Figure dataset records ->
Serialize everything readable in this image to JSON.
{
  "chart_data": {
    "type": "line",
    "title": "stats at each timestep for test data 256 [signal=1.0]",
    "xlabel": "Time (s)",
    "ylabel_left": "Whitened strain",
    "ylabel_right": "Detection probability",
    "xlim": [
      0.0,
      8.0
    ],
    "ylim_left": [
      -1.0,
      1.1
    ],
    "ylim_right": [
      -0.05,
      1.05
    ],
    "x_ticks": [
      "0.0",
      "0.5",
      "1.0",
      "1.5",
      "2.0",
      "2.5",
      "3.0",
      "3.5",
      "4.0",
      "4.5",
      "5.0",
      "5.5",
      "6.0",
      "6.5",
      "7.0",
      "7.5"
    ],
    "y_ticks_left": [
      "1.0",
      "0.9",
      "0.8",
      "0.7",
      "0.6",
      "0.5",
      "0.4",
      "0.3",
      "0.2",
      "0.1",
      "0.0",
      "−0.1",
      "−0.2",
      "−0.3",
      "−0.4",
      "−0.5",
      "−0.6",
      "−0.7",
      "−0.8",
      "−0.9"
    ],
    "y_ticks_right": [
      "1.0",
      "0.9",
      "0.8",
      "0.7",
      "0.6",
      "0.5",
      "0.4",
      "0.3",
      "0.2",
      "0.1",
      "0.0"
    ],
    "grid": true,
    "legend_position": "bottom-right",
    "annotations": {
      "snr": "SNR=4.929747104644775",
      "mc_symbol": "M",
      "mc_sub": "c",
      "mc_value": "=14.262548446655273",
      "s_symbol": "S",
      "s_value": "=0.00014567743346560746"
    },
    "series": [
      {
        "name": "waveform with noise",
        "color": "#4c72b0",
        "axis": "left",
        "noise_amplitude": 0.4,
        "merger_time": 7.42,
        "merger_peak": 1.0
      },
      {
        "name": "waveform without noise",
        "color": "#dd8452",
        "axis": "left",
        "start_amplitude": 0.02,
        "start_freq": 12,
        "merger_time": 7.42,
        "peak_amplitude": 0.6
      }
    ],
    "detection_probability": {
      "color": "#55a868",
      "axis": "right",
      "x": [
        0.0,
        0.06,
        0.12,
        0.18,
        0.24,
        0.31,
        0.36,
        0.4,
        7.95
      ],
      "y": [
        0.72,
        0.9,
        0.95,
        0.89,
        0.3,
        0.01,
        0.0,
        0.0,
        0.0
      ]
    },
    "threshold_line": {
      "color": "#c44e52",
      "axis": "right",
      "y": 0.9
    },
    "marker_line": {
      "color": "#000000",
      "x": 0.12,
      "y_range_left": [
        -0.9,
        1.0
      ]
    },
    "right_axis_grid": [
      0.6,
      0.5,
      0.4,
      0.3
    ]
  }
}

Task details ->
Repeat the entries exactly, all of them.

Result for this task ->
Serialize everything readable in this image to JSON.
{
  "chart_data": {
    "type": "line",
    "title": "stats at each timestep for test data 256 [signal=1.0]",
    "xlabel": "Time (s)",
    "ylabel_left": "Whitened strain",
    "ylabel_right": "Detection probability",
    "xlim": [
      0.0,
      8.0
    ],
    "ylim_left": [
      -1.0,
      1.1
    ],
    "ylim_right": [
      -0.05,
      1.05
    ],
    "x_ticks": [
      "0.0",
      "0.5",
      "1.0",
      "1.5",
      "2.0",
      "2.5",
      "3.0",
      "3.5",
      "4.0",
      "4.5",
      "5.0",
      "5.5",
      "6.0",
      "6.5",
      "7.0",
      "7.5"
    ],
    "y_ticks_left": [
      "1.0",
      "0.9",
      "0.8",
      "0.7",
      "0.6",
      "0.5",
      "0.4",
      "0.3",
      "0.2",
      "0.1",
      "0.0",
      "−0.1",
      "−0.2",
      "−0.3",
      "−0.4",
      "−0.5",
      "−0.6",
      "−0.7",
      "−0.8",
      "−0.9"
    ],
    "y_ticks_right": [
      "1.0",
      "0.9",
      "0.8",
      "0.7",
      "0.6",
      "0.5",
      "0.4",
      "0.3",
      "0.2",
      "0.1",
      "0.0"
    ],
    "grid": true,
    "legend_position": "bottom-right",
    "annotations": {
      "snr": "SNR=4.929747104644775",
      "mc_symbol": "M",
      "mc_sub": "c",
      "mc_value": "=14.262548446655273",
      "s_symbol": "S",
      "s_value": "=0.00014567743346560746"
    },
    "series": [
      {
        "name": "waveform with noise",
        "color": "#4c72b0",
        "axis": "left",
        "noise_amplitude": 0.4,
        "merger_time": 7.42,
        "merger_peak": 1.0
      },
      {
        "name": "waveform without noise",
        "color": "#dd8452",
        "axis": "left",
        "start_amplitude": 0.02,
        "start_freq": 12,
        "merger_time": 7.42,
        "peak_amplitude": 0.6
      }
    ],
    "detection_probability": {
      "color": "#55a868",
      "axis": "right",
      "x": [
        0.0,
        0.06,
        0.12,
        0.18,
        0.24,
        0.31,
        0.36,
        0.4,
        7.95
      ],
      "y": [
        0.72,
        0.9,
        0.95,
        0.89,
        0.3,
        0.01,
        0.0,
        0.0,
        0.0
      ]
    },
    "threshold_line": {
      "color": "#c44e52",
      "axis": "right",
      "y": 0.9
    },
    "marker_line": {
      "color": "#000000",
      "x": 0.12,
      "y_range_left": [
        -0.9,
        1.0
      ]
    },
    "right_axis_grid": [
      0.6,
      0.5,
      0.4,
      0.3
    ]
  }
}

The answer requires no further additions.